■ **REQUEST**
Exactly reproduce all the records, keeping pictures out of the copy.

■ **GIVEN RECORDS**
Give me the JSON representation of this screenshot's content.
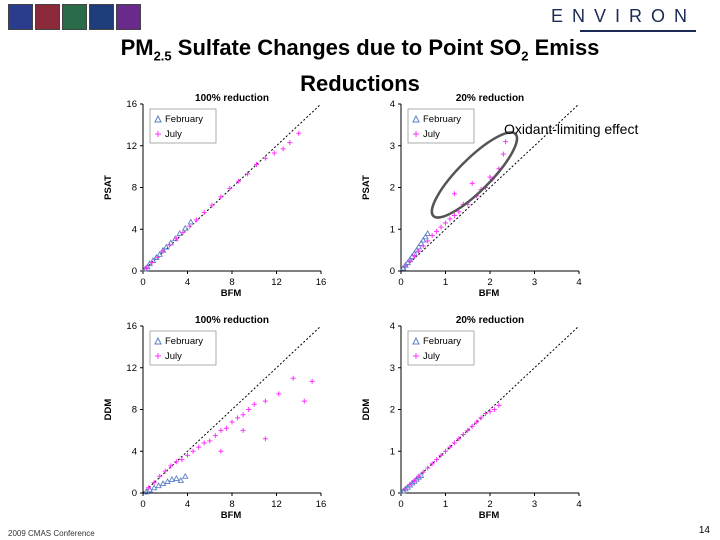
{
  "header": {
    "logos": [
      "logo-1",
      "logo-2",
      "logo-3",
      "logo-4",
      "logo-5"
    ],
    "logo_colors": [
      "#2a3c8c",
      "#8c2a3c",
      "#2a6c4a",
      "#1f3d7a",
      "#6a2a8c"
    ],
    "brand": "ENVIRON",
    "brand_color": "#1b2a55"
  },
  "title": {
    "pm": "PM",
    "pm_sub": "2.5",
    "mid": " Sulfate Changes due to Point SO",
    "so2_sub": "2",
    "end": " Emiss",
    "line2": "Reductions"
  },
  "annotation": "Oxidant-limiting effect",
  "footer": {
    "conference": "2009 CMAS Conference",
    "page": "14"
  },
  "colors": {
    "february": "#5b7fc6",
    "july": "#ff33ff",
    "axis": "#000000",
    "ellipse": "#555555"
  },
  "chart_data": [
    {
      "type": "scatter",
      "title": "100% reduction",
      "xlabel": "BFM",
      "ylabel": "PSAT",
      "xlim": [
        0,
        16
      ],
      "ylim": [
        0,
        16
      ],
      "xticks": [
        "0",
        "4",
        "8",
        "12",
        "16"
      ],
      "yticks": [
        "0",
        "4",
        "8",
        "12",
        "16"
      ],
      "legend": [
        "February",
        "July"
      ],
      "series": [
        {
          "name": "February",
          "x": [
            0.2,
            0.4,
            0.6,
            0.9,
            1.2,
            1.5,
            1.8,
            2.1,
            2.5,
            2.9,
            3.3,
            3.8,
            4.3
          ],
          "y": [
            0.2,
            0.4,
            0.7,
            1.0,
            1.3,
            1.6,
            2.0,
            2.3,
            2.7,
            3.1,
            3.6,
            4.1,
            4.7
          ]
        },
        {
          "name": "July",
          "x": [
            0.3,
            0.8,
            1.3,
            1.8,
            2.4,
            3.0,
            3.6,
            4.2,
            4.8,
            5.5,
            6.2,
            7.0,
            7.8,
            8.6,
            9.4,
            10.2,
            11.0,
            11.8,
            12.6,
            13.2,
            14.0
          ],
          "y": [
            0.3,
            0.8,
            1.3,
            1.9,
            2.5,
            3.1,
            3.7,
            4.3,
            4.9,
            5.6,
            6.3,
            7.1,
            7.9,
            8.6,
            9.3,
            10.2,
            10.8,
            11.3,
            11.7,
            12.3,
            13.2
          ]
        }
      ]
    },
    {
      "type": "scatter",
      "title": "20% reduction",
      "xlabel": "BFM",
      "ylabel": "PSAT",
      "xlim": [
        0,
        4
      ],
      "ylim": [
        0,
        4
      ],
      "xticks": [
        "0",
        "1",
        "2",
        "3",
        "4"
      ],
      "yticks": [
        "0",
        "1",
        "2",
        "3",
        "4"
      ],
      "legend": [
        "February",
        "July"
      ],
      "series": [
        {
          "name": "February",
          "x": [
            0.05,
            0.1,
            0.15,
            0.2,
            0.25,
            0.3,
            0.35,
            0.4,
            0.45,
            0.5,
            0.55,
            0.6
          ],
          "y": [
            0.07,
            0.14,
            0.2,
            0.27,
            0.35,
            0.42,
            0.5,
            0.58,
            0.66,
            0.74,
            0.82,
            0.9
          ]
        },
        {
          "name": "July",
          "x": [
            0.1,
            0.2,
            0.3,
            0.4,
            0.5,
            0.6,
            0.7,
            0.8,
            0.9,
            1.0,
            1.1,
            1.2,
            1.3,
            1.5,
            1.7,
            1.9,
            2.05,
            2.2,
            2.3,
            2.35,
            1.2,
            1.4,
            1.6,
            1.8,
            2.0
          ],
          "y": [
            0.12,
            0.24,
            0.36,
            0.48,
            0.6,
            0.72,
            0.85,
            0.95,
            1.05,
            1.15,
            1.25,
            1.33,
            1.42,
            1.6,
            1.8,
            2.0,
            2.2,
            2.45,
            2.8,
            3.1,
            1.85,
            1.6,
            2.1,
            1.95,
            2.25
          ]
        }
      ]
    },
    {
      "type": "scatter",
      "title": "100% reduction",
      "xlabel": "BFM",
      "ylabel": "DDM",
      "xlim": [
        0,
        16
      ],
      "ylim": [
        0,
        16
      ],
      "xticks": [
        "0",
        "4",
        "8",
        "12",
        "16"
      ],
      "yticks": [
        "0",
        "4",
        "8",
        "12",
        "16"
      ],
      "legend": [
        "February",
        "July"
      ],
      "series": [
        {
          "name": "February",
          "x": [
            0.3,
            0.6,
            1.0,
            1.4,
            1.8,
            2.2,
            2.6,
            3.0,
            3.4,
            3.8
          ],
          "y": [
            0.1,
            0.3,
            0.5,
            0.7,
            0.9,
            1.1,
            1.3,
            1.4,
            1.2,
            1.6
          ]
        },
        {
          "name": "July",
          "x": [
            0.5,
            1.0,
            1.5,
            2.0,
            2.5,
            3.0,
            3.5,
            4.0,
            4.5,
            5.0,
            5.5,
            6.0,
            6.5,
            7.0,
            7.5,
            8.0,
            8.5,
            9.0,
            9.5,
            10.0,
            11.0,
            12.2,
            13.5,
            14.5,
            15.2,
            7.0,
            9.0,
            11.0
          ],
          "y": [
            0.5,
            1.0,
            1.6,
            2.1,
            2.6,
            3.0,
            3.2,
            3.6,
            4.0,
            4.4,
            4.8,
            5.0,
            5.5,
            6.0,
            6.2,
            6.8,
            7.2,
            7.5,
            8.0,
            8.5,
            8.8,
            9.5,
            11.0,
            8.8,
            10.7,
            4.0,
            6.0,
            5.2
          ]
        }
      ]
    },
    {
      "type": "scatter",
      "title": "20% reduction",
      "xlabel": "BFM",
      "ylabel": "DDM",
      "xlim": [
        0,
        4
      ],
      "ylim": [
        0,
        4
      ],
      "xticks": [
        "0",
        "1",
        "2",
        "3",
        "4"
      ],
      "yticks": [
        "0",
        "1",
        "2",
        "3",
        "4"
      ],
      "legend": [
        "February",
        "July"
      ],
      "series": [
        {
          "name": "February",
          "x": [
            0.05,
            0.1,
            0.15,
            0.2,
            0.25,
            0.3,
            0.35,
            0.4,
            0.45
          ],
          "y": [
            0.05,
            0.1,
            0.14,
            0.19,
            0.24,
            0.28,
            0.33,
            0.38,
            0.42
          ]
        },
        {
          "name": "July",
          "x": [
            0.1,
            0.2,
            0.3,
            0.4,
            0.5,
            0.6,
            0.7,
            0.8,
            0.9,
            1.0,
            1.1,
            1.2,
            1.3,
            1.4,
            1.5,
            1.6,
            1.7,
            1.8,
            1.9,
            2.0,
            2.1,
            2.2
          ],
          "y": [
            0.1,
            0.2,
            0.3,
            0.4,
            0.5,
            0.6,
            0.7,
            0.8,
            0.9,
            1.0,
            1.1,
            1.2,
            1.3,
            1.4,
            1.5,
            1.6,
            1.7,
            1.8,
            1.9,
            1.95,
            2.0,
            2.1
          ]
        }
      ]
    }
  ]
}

■ **EXERCISE RESULT**
Give me the JSON representation of this screenshot's content.
{
  "header": {
    "logos": [
      "logo-1",
      "logo-2",
      "logo-3",
      "logo-4",
      "logo-5"
    ],
    "logo_colors": [
      "#2a3c8c",
      "#8c2a3c",
      "#2a6c4a",
      "#1f3d7a",
      "#6a2a8c"
    ],
    "brand": "ENVIRON",
    "brand_color": "#1b2a55"
  },
  "title": {
    "pm": "PM",
    "pm_sub": "2.5",
    "mid": " Sulfate Changes due to Point SO",
    "so2_sub": "2",
    "end": " Emiss",
    "line2": "Reductions"
  },
  "annotation": "Oxidant-limiting effect",
  "footer": {
    "conference": "2009 CMAS Conference",
    "page": "14"
  },
  "colors": {
    "february": "#5b7fc6",
    "july": "#ff33ff",
    "axis": "#000000",
    "ellipse": "#555555"
  },
  "chart_data": [
    {
      "type": "scatter",
      "title": "100% reduction",
      "xlabel": "BFM",
      "ylabel": "PSAT",
      "xlim": [
        0,
        16
      ],
      "ylim": [
        0,
        16
      ],
      "xticks": [
        "0",
        "4",
        "8",
        "12",
        "16"
      ],
      "yticks": [
        "0",
        "4",
        "8",
        "12",
        "16"
      ],
      "legend": [
        "February",
        "July"
      ],
      "series": [
        {
          "name": "February",
          "x": [
            0.2,
            0.4,
            0.6,
            0.9,
            1.2,
            1.5,
            1.8,
            2.1,
            2.5,
            2.9,
            3.3,
            3.8,
            4.3
          ],
          "y": [
            0.2,
            0.4,
            0.7,
            1.0,
            1.3,
            1.6,
            2.0,
            2.3,
            2.7,
            3.1,
            3.6,
            4.1,
            4.7
          ]
        },
        {
          "name": "July",
          "x": [
            0.3,
            0.8,
            1.3,
            1.8,
            2.4,
            3.0,
            3.6,
            4.2,
            4.8,
            5.5,
            6.2,
            7.0,
            7.8,
            8.6,
            9.4,
            10.2,
            11.0,
            11.8,
            12.6,
            13.2,
            14.0
          ],
          "y": [
            0.3,
            0.8,
            1.3,
            1.9,
            2.5,
            3.1,
            3.7,
            4.3,
            4.9,
            5.6,
            6.3,
            7.1,
            7.9,
            8.6,
            9.3,
            10.2,
            10.8,
            11.3,
            11.7,
            12.3,
            13.2
          ]
        }
      ]
    },
    {
      "type": "scatter",
      "title": "20% reduction",
      "xlabel": "BFM",
      "ylabel": "PSAT",
      "xlim": [
        0,
        4
      ],
      "ylim": [
        0,
        4
      ],
      "xticks": [
        "0",
        "1",
        "2",
        "3",
        "4"
      ],
      "yticks": [
        "0",
        "1",
        "2",
        "3",
        "4"
      ],
      "legend": [
        "February",
        "July"
      ],
      "series": [
        {
          "name": "February",
          "x": [
            0.05,
            0.1,
            0.15,
            0.2,
            0.25,
            0.3,
            0.35,
            0.4,
            0.45,
            0.5,
            0.55,
            0.6
          ],
          "y": [
            0.07,
            0.14,
            0.2,
            0.27,
            0.35,
            0.42,
            0.5,
            0.58,
            0.66,
            0.74,
            0.82,
            0.9
          ]
        },
        {
          "name": "July",
          "x": [
            0.1,
            0.2,
            0.3,
            0.4,
            0.5,
            0.6,
            0.7,
            0.8,
            0.9,
            1.0,
            1.1,
            1.2,
            1.3,
            1.5,
            1.7,
            1.9,
            2.05,
            2.2,
            2.3,
            2.35,
            1.2,
            1.4,
            1.6,
            1.8,
            2.0
          ],
          "y": [
            0.12,
            0.24,
            0.36,
            0.48,
            0.6,
            0.72,
            0.85,
            0.95,
            1.05,
            1.15,
            1.25,
            1.33,
            1.42,
            1.6,
            1.8,
            2.0,
            2.2,
            2.45,
            2.8,
            3.1,
            1.85,
            1.6,
            2.1,
            1.95,
            2.25
          ]
        }
      ]
    },
    {
      "type": "scatter",
      "title": "100% reduction",
      "xlabel": "BFM",
      "ylabel": "DDM",
      "xlim": [
        0,
        16
      ],
      "ylim": [
        0,
        16
      ],
      "xticks": [
        "0",
        "4",
        "8",
        "12",
        "16"
      ],
      "yticks": [
        "0",
        "4",
        "8",
        "12",
        "16"
      ],
      "legend": [
        "February",
        "July"
      ],
      "series": [
        {
          "name": "February",
          "x": [
            0.3,
            0.6,
            1.0,
            1.4,
            1.8,
            2.2,
            2.6,
            3.0,
            3.4,
            3.8
          ],
          "y": [
            0.1,
            0.3,
            0.5,
            0.7,
            0.9,
            1.1,
            1.3,
            1.4,
            1.2,
            1.6
          ]
        },
        {
          "name": "July",
          "x": [
            0.5,
            1.0,
            1.5,
            2.0,
            2.5,
            3.0,
            3.5,
            4.0,
            4.5,
            5.0,
            5.5,
            6.0,
            6.5,
            7.0,
            7.5,
            8.0,
            8.5,
            9.0,
            9.5,
            10.0,
            11.0,
            12.2,
            13.5,
            14.5,
            15.2,
            7.0,
            9.0,
            11.0
          ],
          "y": [
            0.5,
            1.0,
            1.6,
            2.1,
            2.6,
            3.0,
            3.2,
            3.6,
            4.0,
            4.4,
            4.8,
            5.0,
            5.5,
            6.0,
            6.2,
            6.8,
            7.2,
            7.5,
            8.0,
            8.5,
            8.8,
            9.5,
            11.0,
            8.8,
            10.7,
            4.0,
            6.0,
            5.2
          ]
        }
      ]
    },
    {
      "type": "scatter",
      "title": "20% reduction",
      "xlabel": "BFM",
      "ylabel": "DDM",
      "xlim": [
        0,
        4
      ],
      "ylim": [
        0,
        4
      ],
      "xticks": [
        "0",
        "1",
        "2",
        "3",
        "4"
      ],
      "yticks": [
        "0",
        "1",
        "2",
        "3",
        "4"
      ],
      "legend": [
        "February",
        "July"
      ],
      "series": [
        {
          "name": "February",
          "x": [
            0.05,
            0.1,
            0.15,
            0.2,
            0.25,
            0.3,
            0.35,
            0.4,
            0.45
          ],
          "y": [
            0.05,
            0.1,
            0.14,
            0.19,
            0.24,
            0.28,
            0.33,
            0.38,
            0.42
          ]
        },
        {
          "name": "July",
          "x": [
            0.1,
            0.2,
            0.3,
            0.4,
            0.5,
            0.6,
            0.7,
            0.8,
            0.9,
            1.0,
            1.1,
            1.2,
            1.3,
            1.4,
            1.5,
            1.6,
            1.7,
            1.8,
            1.9,
            2.0,
            2.1,
            2.2
          ],
          "y": [
            0.1,
            0.2,
            0.3,
            0.4,
            0.5,
            0.6,
            0.7,
            0.8,
            0.9,
            1.0,
            1.1,
            1.2,
            1.3,
            1.4,
            1.5,
            1.6,
            1.7,
            1.8,
            1.9,
            1.95,
            2.0,
            2.1
          ]
        }
      ]
    }
  ]
}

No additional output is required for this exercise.